**Your task**
Rewrite the lines below, replacing every "interactable" with "clickable" and keeping everything else the same.

── Stored rows

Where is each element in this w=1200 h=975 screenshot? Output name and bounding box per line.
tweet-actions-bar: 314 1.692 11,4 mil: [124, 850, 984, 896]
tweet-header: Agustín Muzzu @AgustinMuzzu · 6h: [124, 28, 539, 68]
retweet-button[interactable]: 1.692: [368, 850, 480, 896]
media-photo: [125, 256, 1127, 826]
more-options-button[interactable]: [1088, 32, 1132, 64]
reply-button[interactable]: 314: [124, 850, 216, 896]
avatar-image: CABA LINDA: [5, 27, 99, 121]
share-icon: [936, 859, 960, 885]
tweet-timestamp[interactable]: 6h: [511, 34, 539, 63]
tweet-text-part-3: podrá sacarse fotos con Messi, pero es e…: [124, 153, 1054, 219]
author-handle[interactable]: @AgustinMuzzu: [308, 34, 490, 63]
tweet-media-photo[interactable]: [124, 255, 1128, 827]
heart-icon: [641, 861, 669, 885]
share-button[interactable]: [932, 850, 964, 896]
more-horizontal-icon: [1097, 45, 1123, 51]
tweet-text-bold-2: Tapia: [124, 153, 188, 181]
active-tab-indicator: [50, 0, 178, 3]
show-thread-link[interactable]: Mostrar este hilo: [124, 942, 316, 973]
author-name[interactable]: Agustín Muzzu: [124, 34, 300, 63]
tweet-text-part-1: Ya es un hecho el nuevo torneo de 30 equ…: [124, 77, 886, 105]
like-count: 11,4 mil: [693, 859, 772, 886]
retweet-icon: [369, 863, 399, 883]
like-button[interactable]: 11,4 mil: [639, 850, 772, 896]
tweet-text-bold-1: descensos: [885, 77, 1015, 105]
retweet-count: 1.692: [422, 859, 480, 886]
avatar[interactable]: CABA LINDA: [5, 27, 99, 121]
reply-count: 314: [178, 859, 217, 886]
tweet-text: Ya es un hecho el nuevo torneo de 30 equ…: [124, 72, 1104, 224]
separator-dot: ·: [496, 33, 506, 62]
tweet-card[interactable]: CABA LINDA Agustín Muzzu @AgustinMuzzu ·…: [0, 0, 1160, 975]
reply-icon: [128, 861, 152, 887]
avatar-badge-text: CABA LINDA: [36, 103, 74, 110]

────

**Problem solution**
Where is each element in this w=1200 h=975 screenshot? Output name and bounding box per line.
tweet-actions-bar: 314 1.692 11,4 mil: [124, 850, 984, 896]
tweet-header: Agustín Muzzu @AgustinMuzzu · 6h: [124, 28, 539, 68]
retweet-button[clickable]: 1.692: [368, 850, 480, 896]
media-photo: [125, 256, 1127, 826]
more-options-button[clickable]: [1088, 32, 1132, 64]
reply-button[clickable]: 314: [124, 850, 216, 896]
avatar-image: CABA LINDA: [5, 27, 99, 121]
share-icon: [936, 859, 960, 885]
tweet-timestamp[clickable]: 6h: [511, 34, 539, 63]
tweet-text-part-3: podrá sacarse fotos con Messi, pero es e…: [124, 153, 1054, 219]
author-handle[clickable]: @AgustinMuzzu: [308, 34, 490, 63]
tweet-media-photo[clickable]: [124, 255, 1128, 827]
heart-icon: [641, 861, 669, 885]
share-button[clickable]: [932, 850, 964, 896]
more-horizontal-icon: [1097, 45, 1123, 51]
tweet-text-bold-2: Tapia: [124, 153, 188, 181]
active-tab-indicator: [50, 0, 178, 3]
show-thread-link[clickable]: Mostrar este hilo: [124, 942, 316, 973]
author-name[clickable]: Agustín Muzzu: [124, 34, 300, 63]
tweet-text-part-1: Ya es un hecho el nuevo torneo de 30 equ…: [124, 77, 886, 105]
like-count: 11,4 mil: [693, 859, 772, 886]
retweet-icon: [369, 863, 399, 883]
like-button[clickable]: 11,4 mil: [639, 850, 772, 896]
tweet-text-bold-1: descensos: [885, 77, 1015, 105]
retweet-count: 1.692: [422, 859, 480, 886]
avatar[clickable]: CABA LINDA: [5, 27, 99, 121]
reply-count: 314: [178, 859, 217, 886]
tweet-text: Ya es un hecho el nuevo torneo de 30 equ…: [124, 72, 1104, 224]
separator-dot: ·: [496, 33, 506, 62]
tweet-card[clickable]: CABA LINDA Agustín Muzzu @AgustinMuzzu ·…: [0, 0, 1160, 975]
reply-icon: [128, 861, 152, 887]
avatar-badge-text: CABA LINDA: [36, 103, 74, 110]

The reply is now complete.